→ **Source records**
━━━━━━━━

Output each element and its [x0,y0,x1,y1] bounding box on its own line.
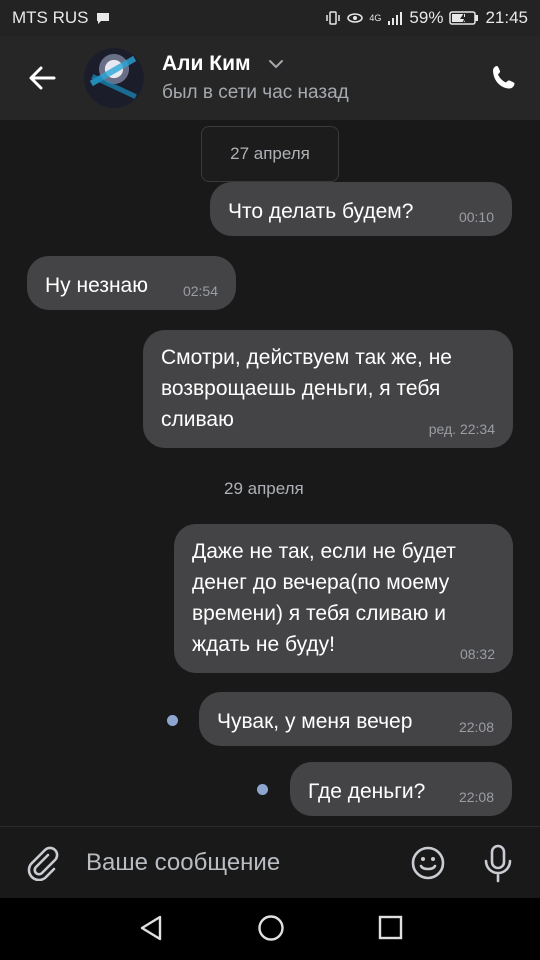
contact-last-seen: был в сети час назад [162,82,349,103]
message-composer [0,826,540,898]
message-time: 02:54 [182,283,218,299]
message-text: Что делать будем? [228,200,414,223]
message-bubble-outgoing[interactable]: Что делать будем? 00:10 [210,182,512,236]
nav-home-icon[interactable] [257,914,285,942]
message-text: Ну незнаю [45,274,148,297]
message-list[interactable]: 27 апреля Что делать будем? 00:10 Ну нез… [0,120,540,826]
back-arrow-icon[interactable] [24,60,60,96]
message-bubble-outgoing[interactable]: Где деньги? 22:08 [290,762,512,816]
message-time: 22:08 [458,789,494,805]
vibrate-icon [326,11,341,25]
message-bubble-outgoing[interactable]: Даже не так, если не будет денег до вече… [174,524,513,673]
date-separator: 27 апреля [201,126,339,182]
microphone-icon[interactable] [480,843,516,883]
message-notification-icon [96,13,109,24]
message-text: Даже не так, если не будет денег до вече… [192,540,456,656]
message-text: Смотри, действуем так же, не возврощаешь… [161,346,452,431]
unread-indicator [167,715,178,726]
chat-header: Али Ким был в сети час назад [0,36,540,120]
message-time: 08:32 [459,646,495,662]
unread-indicator [257,784,268,795]
message-bubble-outgoing[interactable]: Чувак, у меня вечер 22:08 [199,692,512,746]
status-bar: MTS RUS 4G 59% 21:45 [0,0,540,36]
nav-recent-apps-icon[interactable] [378,915,403,940]
message-text: Где деньги? [308,780,426,803]
contact-name[interactable]: Али Ким [162,52,251,76]
eye-comfort-icon [347,13,364,23]
battery-percent: 59% [409,8,444,27]
signal-icon [388,12,403,25]
message-bubble-outgoing[interactable]: Смотри, действуем так же, не возврощаешь… [143,330,513,448]
message-text: Чувак, у меня вечер [217,710,413,733]
phone-call-icon[interactable] [490,64,518,92]
carrier-label: MTS RUS [12,8,89,27]
network-type-label: 4G [369,12,382,23]
date-separator: 29 апреля [224,479,304,498]
paperclip-icon[interactable] [24,845,60,881]
message-input[interactable] [86,843,386,883]
system-navigation-bar [0,898,540,960]
nav-back-icon[interactable] [138,914,164,942]
message-bubble-incoming[interactable]: Ну незнаю 02:54 [27,256,236,310]
message-time: ред. 22:34 [428,421,495,437]
message-time: 22:08 [458,719,494,735]
chevron-down-icon[interactable] [268,58,284,70]
avatar[interactable] [84,48,144,108]
message-time: 00:10 [458,209,494,225]
emoji-icon[interactable] [410,845,446,881]
clock: 21:45 [485,8,528,27]
battery-charging-icon [449,11,479,25]
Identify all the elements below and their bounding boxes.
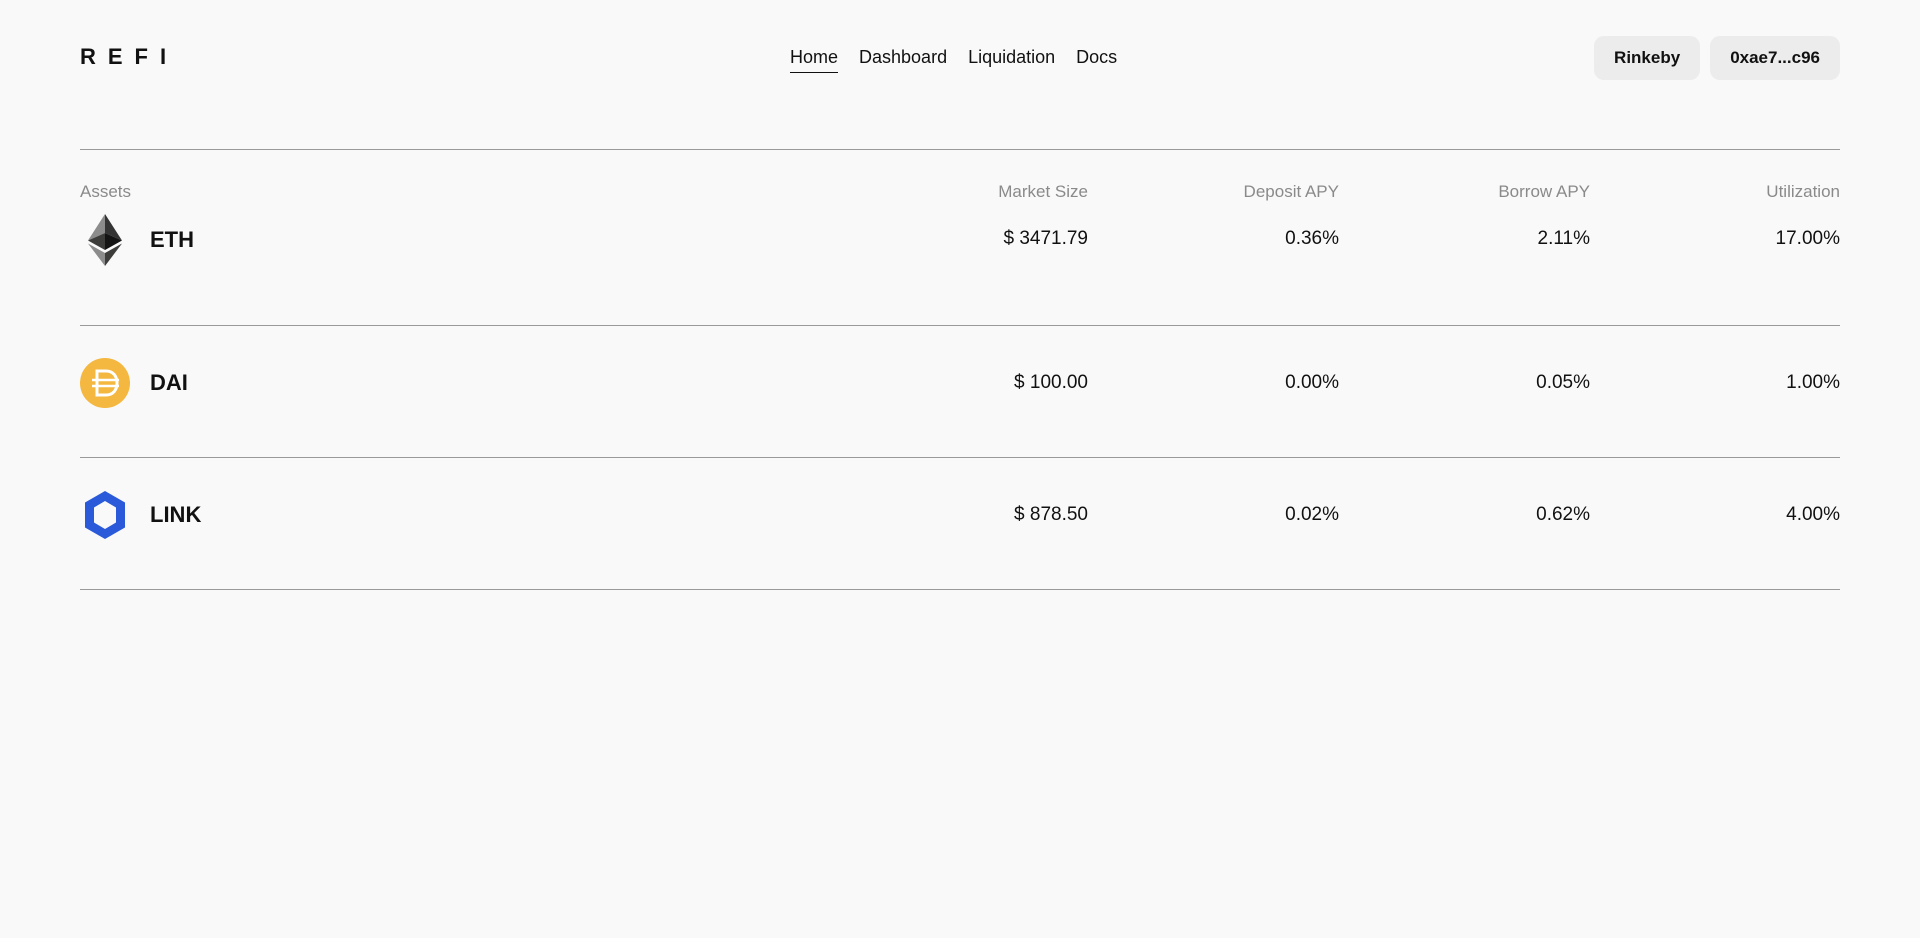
app-page: REFI Home Dashboard Liquidation Docs Rin… xyxy=(0,0,1920,938)
deposit-apy-value: 0.36% xyxy=(1285,228,1339,249)
asset-cell: ETH xyxy=(80,214,194,266)
nav-liquidation[interactable]: Liquidation xyxy=(968,46,1055,73)
market-size-value: $ 3471.79 xyxy=(1003,228,1088,249)
market-size-value: $ 878.50 xyxy=(1014,504,1088,525)
column-header-utilization: Utilization xyxy=(1766,182,1840,201)
table-header: Assets Market Size Deposit APY Borrow AP… xyxy=(80,150,1840,214)
deposit-apy-value: 0.02% xyxy=(1285,504,1339,525)
utilization-value: 17.00% xyxy=(1775,228,1840,249)
network-button[interactable]: Rinkeby xyxy=(1594,36,1701,80)
header-actions: Rinkeby 0xae7...c96 xyxy=(1594,36,1840,80)
wallet-address-button[interactable]: 0xae7...c96 xyxy=(1710,36,1840,80)
dai-icon xyxy=(80,358,130,408)
markets-table: Assets Market Size Deposit APY Borrow AP… xyxy=(80,149,1840,590)
market-size-value: $ 100.00 xyxy=(1014,372,1088,393)
link-icon xyxy=(80,490,130,540)
utilization-value: 1.00% xyxy=(1786,372,1840,393)
borrow-apy-value: 0.05% xyxy=(1536,372,1590,393)
borrow-apy-value: 0.62% xyxy=(1536,504,1590,525)
column-header-deposit-apy: Deposit APY xyxy=(1243,182,1339,201)
asset-name: DAI xyxy=(150,370,188,395)
column-header-borrow-apy: Borrow APY xyxy=(1498,182,1590,201)
eth-icon xyxy=(80,214,130,266)
table-row-link[interactable]: LINK $ 878.50 0.02% 0.62% 4.00% xyxy=(80,458,1840,590)
refi-logo[interactable]: REFI xyxy=(80,45,178,69)
borrow-apy-value: 2.11% xyxy=(1537,228,1590,249)
table-row-dai[interactable]: DAI $ 100.00 0.00% 0.05% 1.00% xyxy=(80,326,1840,458)
deposit-apy-value: 0.00% xyxy=(1285,372,1339,393)
utilization-value: 4.00% xyxy=(1786,504,1840,525)
nav-dashboard[interactable]: Dashboard xyxy=(859,46,947,73)
asset-cell: LINK xyxy=(80,490,201,540)
asset-name: ETH xyxy=(150,227,194,252)
nav-home[interactable]: Home xyxy=(790,46,839,73)
column-header-market-size: Market Size xyxy=(998,182,1088,201)
column-header-assets: Assets xyxy=(80,182,132,201)
main-nav: Home Dashboard Liquidation Docs xyxy=(790,46,1117,73)
nav-docs[interactable]: Docs xyxy=(1076,46,1117,73)
asset-name: LINK xyxy=(150,502,202,527)
asset-cell: DAI xyxy=(80,358,188,408)
table-row-eth[interactable]: ETH $ 3471.79 0.36% 2.11% 17.00% xyxy=(80,214,1840,326)
top-header: REFI Home Dashboard Liquidation Docs Rin… xyxy=(80,34,1840,80)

━━━━━━━━

→ **Exercise aim**
Rewrite every line of the rows above as a numbered list, skipping blank lines and leaving the pictures out.

→ **Task answer**
1. Output each element and its [x0,y0,x1,y1] bounding box on its own line.
2. contact-last-seen: был в сети час назад [162,82,349,103]
3. message-composer [0,826,540,898]
4. message-time: 02:54 [182,283,218,299]
5. message-text: Что делать будем? [228,200,414,223]
6. message-bubble-outgoing[interactable]: Что делать будем? 00:10 [210,182,512,236]
7. nav-home-icon[interactable] [257,914,285,942]
8. message-text: Ну незнаю [45,274,148,297]
9. message-list[interactable]: 27 апреля Что делать будем? 00:10 Ну нез… [0,120,540,826]
10. back-arrow-icon[interactable] [24,60,60,96]
11. message-bubble-outgoing[interactable]: Где деньги? 22:08 [290,762,512,816]
12. message-time: 22:08 [458,789,494,805]
13. vibrate-icon [326,11,341,25]
14. message-bubble-outgoing[interactable]: Даже не так, если не будет денег до вече… [174,524,513,673]
15. date-separator: 27 апреля [201,126,339,182]
16. microphone-icon[interactable] [480,843,516,883]
17. message-notification-icon [96,13,109,24]
18. message-text: Даже не так, если не будет денег до вече… [192,540,456,656]
19. message-text: Смотри, действуем так же, не возврощаешь… [161,346,452,431]
20. unread-indicator [167,715,178,726]
21. chat-header: Али Ким был в сети час назад [0,36,540,120]
22. message-time: 08:32 [459,646,495,662]
23. unread-indicator [257,784,268,795]
24. message-bubble-outgoing[interactable]: Чувак, у меня вечер 22:08 [199,692,512,746]
25. status-bar: MTS RUS 4G 59% 21:45 [0,0,540,36]
26. nav-recent-apps-icon[interactable] [378,915,403,940]
27. message-text: Где деньги? [308,780,426,803]
28. contact-name[interactable]: Али Ким [162,52,251,76]
29. eye-comfort-icon [347,13,364,23]
30. battery-percent: 59% [409,8,444,27]
31. signal-icon [388,12,403,25]
32. message-bubble-outgoing[interactable]: Смотри, действуем так же, не возврощаешь… [143,330,513,448]
33. message-text: Чувак, у меня вечер [217,710,413,733]
34. phone-call-icon[interactable] [490,64,518,92]
35. carrier-label: MTS RUS [12,8,89,27]
36. network-type-label: 4G [369,12,382,23]
37. date-separator: 29 апреля [224,479,304,498]
38. paperclip-icon[interactable] [24,845,60,881]
39. message-input[interactable] [86,843,386,883]
40. system-navigation-bar [0,898,540,960]
41. nav-back-icon[interactable] [138,914,164,942]
42. message-bubble-incoming[interactable]: Ну незнаю 02:54 [27,256,236,310]
43. message-time: ред. 22:34 [428,421,495,437]
44. message-time: 22:08 [458,719,494,735]
45. chevron-down-icon[interactable] [268,58,284,70]
46. avatar[interactable] [84,48,144,108]
47. message-time: 00:10 [458,209,494,225]
48. emoji-icon[interactable] [410,845,446,881]
49. clock: 21:45 [485,8,528,27]
50. battery-charging-icon [449,11,479,25]
51. Identify all the elements below and their bounding boxes.
52. app-page: REFI Home Dashboard Liquidation Docs Rin… xyxy=(0,0,1920,938)
53. deposit-apy-value: 0.36% xyxy=(1285,228,1339,249)
54. asset-cell: ETH xyxy=(80,214,194,266)
55. nav-liquidation[interactable]: Liquidation xyxy=(968,46,1055,73)
56. market-size-value: $ 3471.79 xyxy=(1003,228,1088,249)
57. market-size-value: $ 878.50 xyxy=(1014,504,1088,525)
58. column-header-utilization: Utilization xyxy=(1766,182,1840,201)
59. table-header: Assets Market Size Deposit APY Borrow AP… xyxy=(80,150,1840,214)
60. deposit-apy-value: 0.02% xyxy=(1285,504,1339,525)
61. utilization-value: 17.00% xyxy=(1775,228,1840,249)
62. network-button[interactable]: Rinkeby xyxy=(1594,36,1701,80)
63. header-actions: Rinkeby 0xae7...c96 xyxy=(1594,36,1840,80)
64. wallet-address-button[interactable]: 0xae7...c96 xyxy=(1710,36,1840,80)
65. dai-icon xyxy=(80,358,130,408)
66. markets-table: Assets Market Size Deposit APY Borrow AP… xyxy=(80,149,1840,590)
67. market-size-value: $ 100.00 xyxy=(1014,372,1088,393)
68. link-icon xyxy=(80,490,130,540)
69. utilization-value: 1.00% xyxy=(1786,372,1840,393)
70. borrow-apy-value: 0.05% xyxy=(1536,372,1590,393)
71. borrow-apy-value: 0.62% xyxy=(1536,504,1590,525)
72. column-header-deposit-apy: Deposit APY xyxy=(1243,182,1339,201)
73. asset-name: DAI xyxy=(150,370,188,395)
74. column-header-borrow-apy: Borrow APY xyxy=(1498,182,1590,201)
75. eth-icon xyxy=(80,214,130,266)
76. table-row-link[interactable]: LINK $ 878.50 0.02% 0.62% 4.00% xyxy=(80,458,1840,590)
77. refi-logo[interactable]: REFI xyxy=(80,45,178,69)
78. borrow-apy-value: 2.11% xyxy=(1537,228,1590,249)
79. table-row-dai[interactable]: DAI $ 100.00 0.00% 0.05% 1.00% xyxy=(80,326,1840,458)
80. deposit-apy-value: 0.00% xyxy=(1285,372,1339,393)
81. utilization-value: 4.00% xyxy=(1786,504,1840,525)
82. nav-dashboard[interactable]: Dashboard xyxy=(859,46,947,73)
83. asset-cell: LINK xyxy=(80,490,201,540)
84. asset-name: ETH xyxy=(150,227,194,252)
85. nav-home[interactable]: Home xyxy=(790,46,839,73)
86. column-header-market-size: Market Size xyxy=(998,182,1088,201)
87. column-header-assets: Assets xyxy=(80,182,132,201)
88. main-nav: Home Dashboard Liquidation Docs xyxy=(790,46,1117,73)
89. nav-docs[interactable]: Docs xyxy=(1076,46,1117,73)
90. asset-name: LINK xyxy=(150,502,202,527)
91. asset-cell: DAI xyxy=(80,358,188,408)
92. table-row-eth[interactable]: ETH $ 3471.79 0.36% 2.11% 17.00% xyxy=(80,214,1840,326)
93. top-header: REFI Home Dashboard Liquidation Docs Rin… xyxy=(80,34,1840,80)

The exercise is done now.